### Problem to solve
List the lines of this listing that hold the word "text".

** START **

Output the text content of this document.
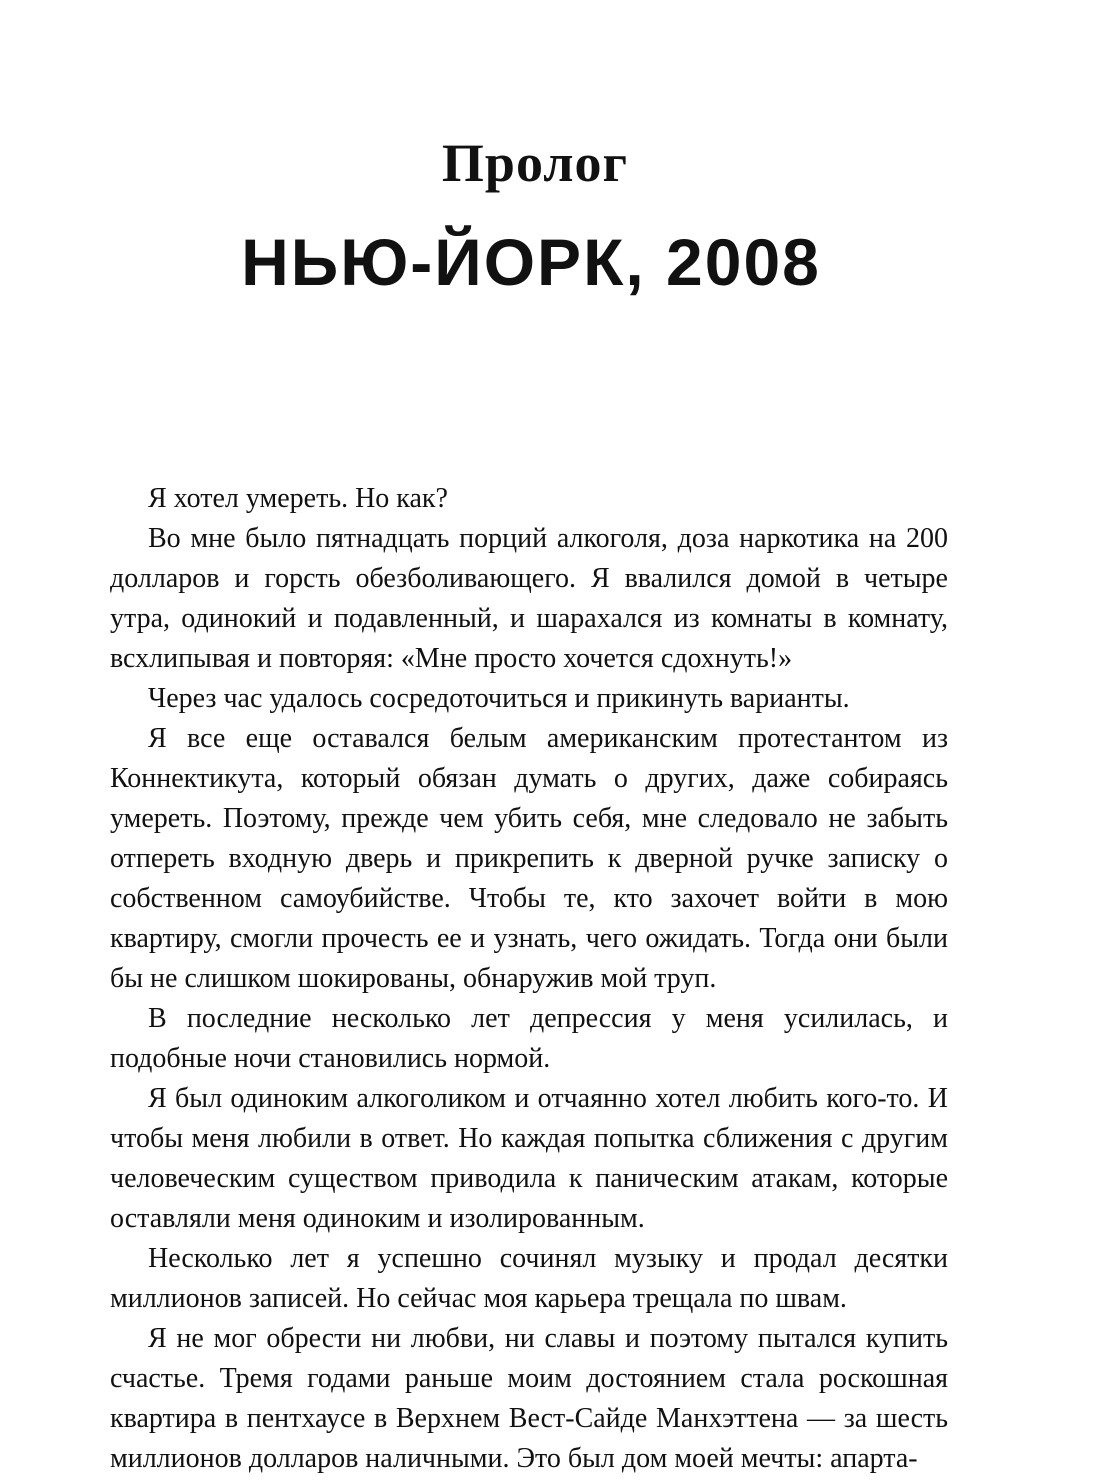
Пролог
НЬЮ-ЙОРК, 2008

Я хотел умереть. Но как?

Во мне было пятнадцать порций алкоголя, доза наркотика на 200 долларов и горсть обезболивающего. Я ввалился домой в четыре утра, одинокий и подавленный, и шарахался из комнаты в комнату, всхлипывая и повторяя: «Мне просто хочется сдохнуть!»

Через час удалось сосредоточиться и прикинуть варианты.

Я все еще оставался белым американским протестантом из Коннектикута, который обязан думать о других, даже собираясь умереть. Поэтому, прежде чем убить себя, мне следовало не забыть отпереть входную дверь и прикрепить к дверной ручке записку о собственном самоубийстве. Чтобы те, кто захочет войти в мою квартиру, смогли прочесть ее и узнать, чего ожидать. Тогда они были бы не слишком шокированы, обнаружив мой труп.

В последние несколько лет депрессия у меня усилилась, и подобные ночи становились нормой.

Я был одиноким алкоголиком и отчаянно хотел любить кого-то. И чтобы меня любили в ответ. Но каждая попытка сближения с другим человеческим существом приводила к паническим атакам, которые оставляли меня одиноким и изолированным.

Несколько лет я успешно сочинял музыку и продал десятки миллионов записей. Но сейчас моя карьера трещала по швам.

Я не мог обрести ни любви, ни славы и поэтому пытался купить счастье. Тремя годами раньше моим достоянием стала роскошная квартира в пентхаусе в Верхнем Вест-Сайде Манхэттена — за шесть миллионов долларов наличными. Это был дом моей мечты: апарта-
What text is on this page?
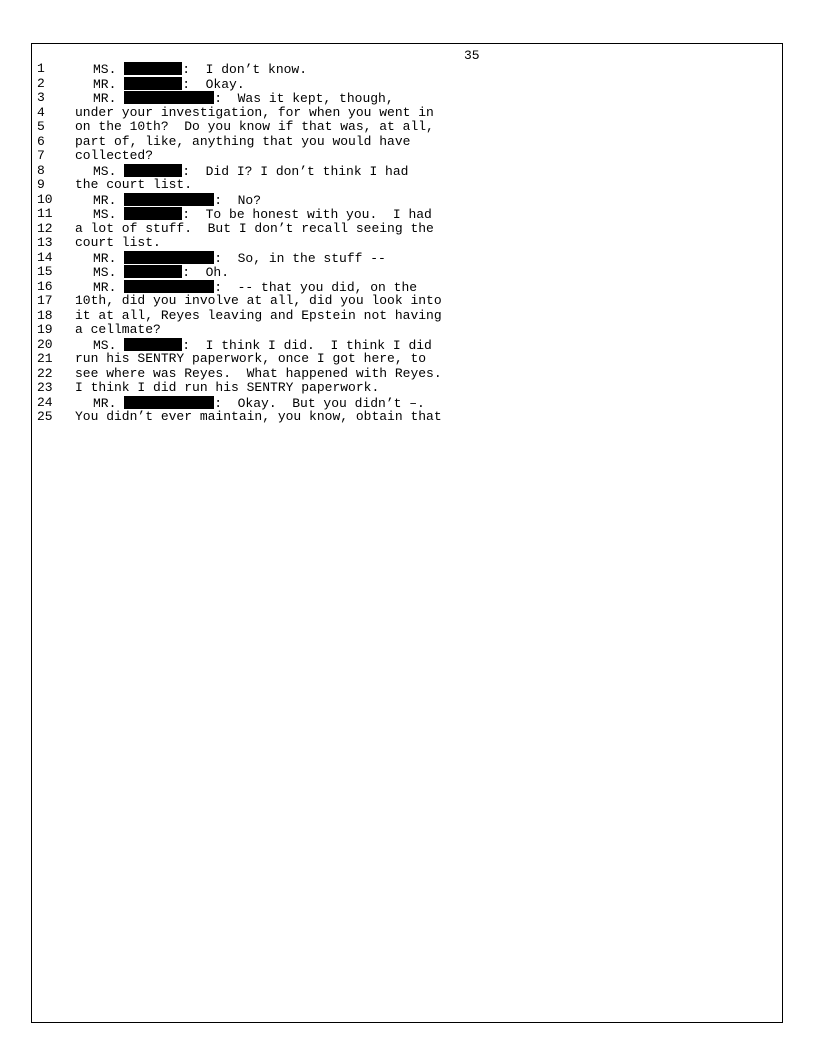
35
1	MS.	:  I don’t know.
2	MR.	:  Okay.
3	MR.	:  Was it kept, though,
4	under your investigation, for when you went in
5	on the 10th?  Do you know if that was, at all,
6	part of, like, anything that you would have
7	collected?
8	MS.	:  Did I? I don’t think I had
9	the court list.
10	MR.	:  No?
11	MS.	:  To be honest with you.  I had
12	a lot of stuff.  But I don’t recall seeing the
13	court list.
14	MR.	:  So, in the stuff --
15	MS.	:  Oh.
16	MR.	:  -- that you did, on the
17	10th, did you involve at all, did you look into
18	it at all, Reyes leaving and Epstein not having
19	a cellmate?
20	MS.	:  I think I did.  I think I did
21	run his SENTRY paperwork, once I got here, to
22	see where was Reyes.  What happened with Reyes.
23	I think I did run his SENTRY paperwork.
24	MR.	:  Okay.  But you didn’t –.
25	You didn’t ever maintain, you know, obtain that
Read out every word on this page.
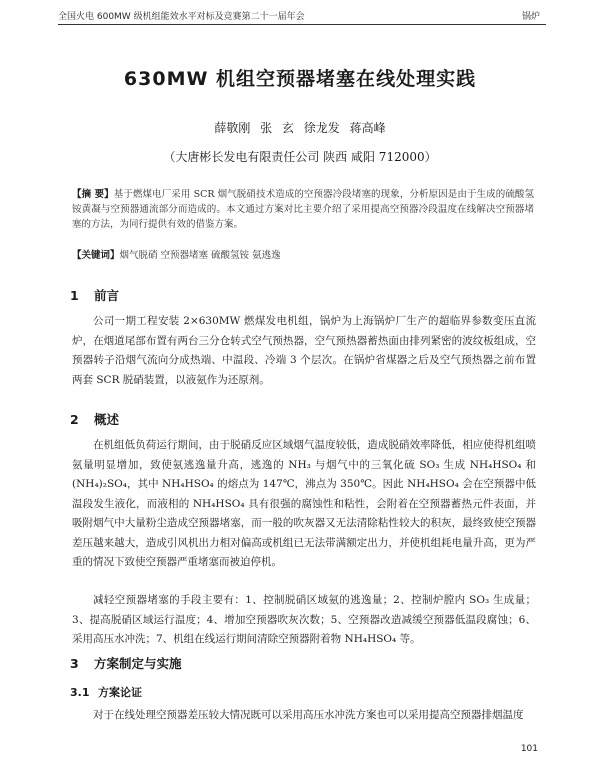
全国火电 600MW 级机组能效水平对标及竞赛第二十一届年会	锅炉
630MW 机组空预器堵塞在线处理实践
薛敬刚 张 玄 徐龙发 蒋高峰
（大唐彬长发电有限责任公司 陕西 咸阳 712000）
【摘 要】基于燃煤电厂采用 SCR 烟气脱硝技术造成的空预器冷段堵塞的现象，分析原因是由于生成的硫酸氢铵黄凝与空预器通流部分而造成的。本文通过方案对比主要介绍了采用提高空预器冷段温度在线解决空预器堵塞的方法，为同行提供有效的借鉴方案。
【关键词】烟气脱硝 空预器堵塞 硫酸氢铵 氨逃逸
1 前言
公司一期工程安装 2×630MW 燃煤发电机组，锅炉为上海锅炉厂生产的超临界参数变压直流炉，在烟道尾部布置有两台三分仓转式空气预热器，空气预热器蓄热面由排列紧密的波纹板组成，空预器转子沿烟气流向分成热端、中温段、冷端 3 个层次。在锅炉省煤器之后及空气预热器之前布置两套 SCR 脱硝装置，以液氨作为还原剂。
2 概述
在机组低负荷运行期间，由于脱硝反应区域烟气温度较低，造成脱硝效率降低，相应使得机组喷氨量明显增加，致使氨逃逸量升高，逃逸的 NH₃ 与烟气中的三氧化硫 SO₃ 生成 NH₄HSO₄ 和 (NH₄)₂SO₄，其中 NH₄HSO₄ 的熔点为 147℃，沸点为 350℃。因此 NH₄HSO₄ 会在空预器中低温段发生液化，而液相的 NH₄HSO₄ 具有很强的腐蚀性和粘性，会附着在空预器蓄热元件表面，并吸附烟气中大量粉尘造成空预器堵塞，而一般的吹灰器又无法清除粘性较大的积灰，最终致使空预器差压越来越大，造成引风机出力相对偏高或机组已无法带满额定出力，并使机组耗电量升高，更为严重的情况下致使空预器严重堵塞而被迫停机。
减轻空预器堵塞的手段主要有：1、控制脱硝区域氨的逃逸量；2、控制炉膛内 SO₃ 生成量；3、提高脱硝区域运行温度；4、增加空预器吹灰次数；5、空预器改造减缓空预器低温段腐蚀；6、采用高压水冲洗；7、机组在线运行期间清除空预器附着物 NH₄HSO₄ 等。
3 方案制定与实施
3.1 方案论证
对于在线处理空预器差压较大情况既可以采用高压水冲洗方案也可以采用提高空预器排烟温度
101
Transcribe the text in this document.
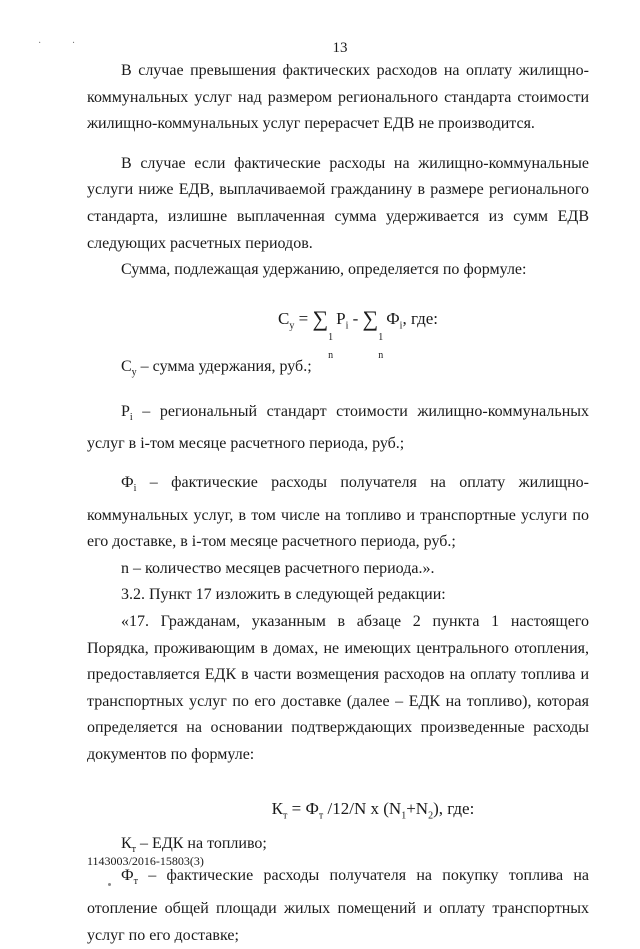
· ·	13

В случае превышения фактических расходов на оплату жилищно-коммунальных услуг над размером регионального стандарта стоимости жилищно-коммунальных услуг перерасчет ЕДВ не производится.

В случае если фактические расходы на жилищно-коммунальные услуги ниже ЕДВ, выплачиваемой гражданину в размере регионального стандарта, излишне выплаченная сумма удерживается из сумм ЕДВ следующих расчетных периодов.

Сумма, подлежащая удержанию, определяется по формуле:

$С_у$ = ∑
1
n
$P_i$ - ∑
1
n
$Ф_i$, где:

$С_у$ – сумма удержания, руб.;

$P_i$ – региональный стандарт стоимости жилищно-коммунальных услуг в i-том месяце расчетного периода, руб.;

$Ф_i$ – фактические расходы получателя на оплату жилищно-коммунальных услуг, в том числе на топливо и транспортные услуги по его доставке, в i-том месяце расчетного периода, руб.;

n – количество месяцев расчетного периода.».

3.2. Пункт 17 изложить в следующей редакции:

«17. Гражданам, указанным в абзаце 2 пункта 1 настоящего Порядка, проживающим в домах, не имеющих центрального отопления, предоставляется ЕДК в части возмещения расходов на оплату топлива и транспортных услуг по его доставке (далее – ЕДК на топливо), которая определяется на основании подтверждающих произведенные расходы документов по формуле:

$К_т = Ф_т$ /12/N x $(N_1+N_2)$, где:

$К_т$ – ЕДК на топливо;

$Ф_т$ – фактические расходы получателя на покупку топлива на отопление общей площади жилых помещений и оплату транспортных услуг по его доставке;

1143003/2016-15803(3)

** END **

### Worked answer
Output the text content of this document.
What text is on this page?
Transcribe the text in this document.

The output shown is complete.